> **Travail à faire**:
1. D'après le texte sur le riz pluvial, combien d'hectares de ce riz y avait-il à Saint-Paul en 1828 ?
2. Recopiez fidèlement le passage du texte sur le riz pluvial situé entre « Le Dourado Précoce » et « d'une filière locale. », ces deux passages compris.
***** Texte de la page *****
À La Réunion depuis les années 1970, une variété de riz, nommé Dourado Précoce, est cultivé par l'Association Riz Réunion (ARR), qui milite pour l'émergence d'une filière propre à La Réunion. Le Département, accompagné par différents partenaires, s'engage dans cette voie.
Le Dourado Précoce est une famille de riz dont la particularité est d'être cultivé non pas en milieu aquatique, à l'image des traditionnelles rizières, mais par semis en terre. Cette variété de riz, nommée pluviale, a été importé sur le territoire par le passé, et Nicolas Florence, directeur de l'ARR, souhaite son développement et appelle à l'émergence d'une filière locale.
Évoquant l'histoire de cette culture locale, il résume : “En 1828, rien que sur Saint-Paul, il y avait 1200 hectares de riz pluvial ! La culture a été abandonnée petit à petit. En 1975, nos "aïeux" de la Setariz ont importé et ont fait la promotion de la variété Dourado précoce qui correspond totalement aux Réunionnais”. Le Département et d’autres partenaires comme la Chambre d’agriculture, LEADER, le TCO ou l’Armeflhor soutiennent activement cette démarche de promotion et de redynamisation de la culture du riz pluvial à La Réunion.
Ainsi, depuis 2020, l’accompagnement financier du Conseil départemental, pour réaliser les études, la mise culture ou encore les plantations, s’élève à 30 000€. Récemment, l’ARR présidée par Amandine Vallerian, a fait l’acquisition de deux machines : une décortiqueuse de paddy et une polisseuse pour « blanchir » le riz. Le Département avait alors financé l’achat de ces « pièces-maîtresses du processus de production », dont le coût total s’élève à 8 000€.
À l'occasion d'une démonstration de ces deux machines, organisée dans les locaux de l’Armeflhor à Saint-Pierre, le conseiller départemental Bruno Robert vantait les mérites du projet. “La sécurité alimentaire est une priorité et l’alimentation, un secteur stratégique, pour La Réunion. Des filières agricoles péi, comme l’élevage, les fruits et légumes sont déjà assez développées. Pour l’élément principal de la cuisine réunionnaise qu’est le riz, ce genre d’initiative mérite toute notre attention et notre soutien pour palier notre faiblesse. D’autant que c’est un riz de qualité, produit localement, qui est mis en avant dans le cadre de ce projet”.
***** Extrait des données *****
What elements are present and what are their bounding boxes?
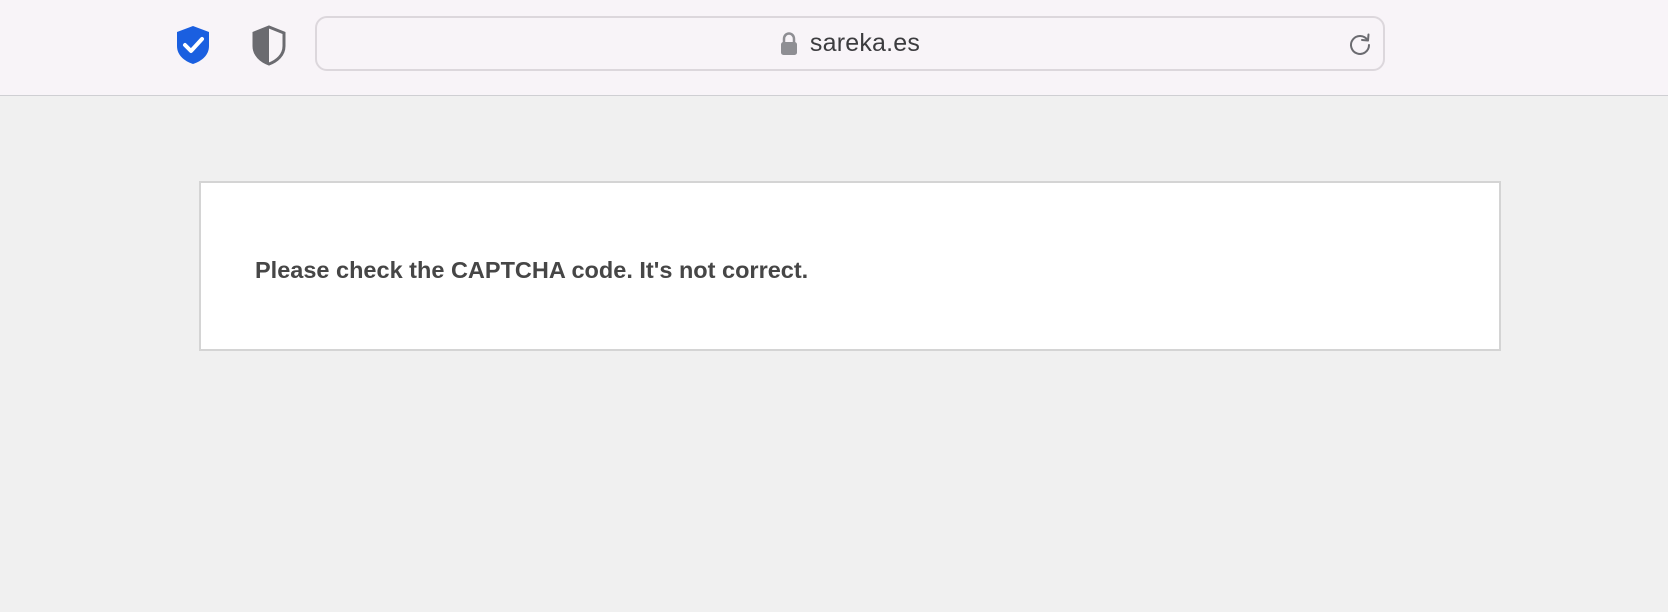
*****
> **Réponses rédigées**:
1. 1200 hectares.

2.
Le Dourado Précoce est une famille de riz dont la particularité est d'être cultivé non pas en milieu aquatique, à l'image des traditionnelles rizières, mais par semis en terre. Cette variété de riz, nommée pluviale, a été importé sur le territoire par le passé, et Nicolas Florence, directeur de l'ARR, souhaite son développement et appelle à l'émergence d'une filière locale.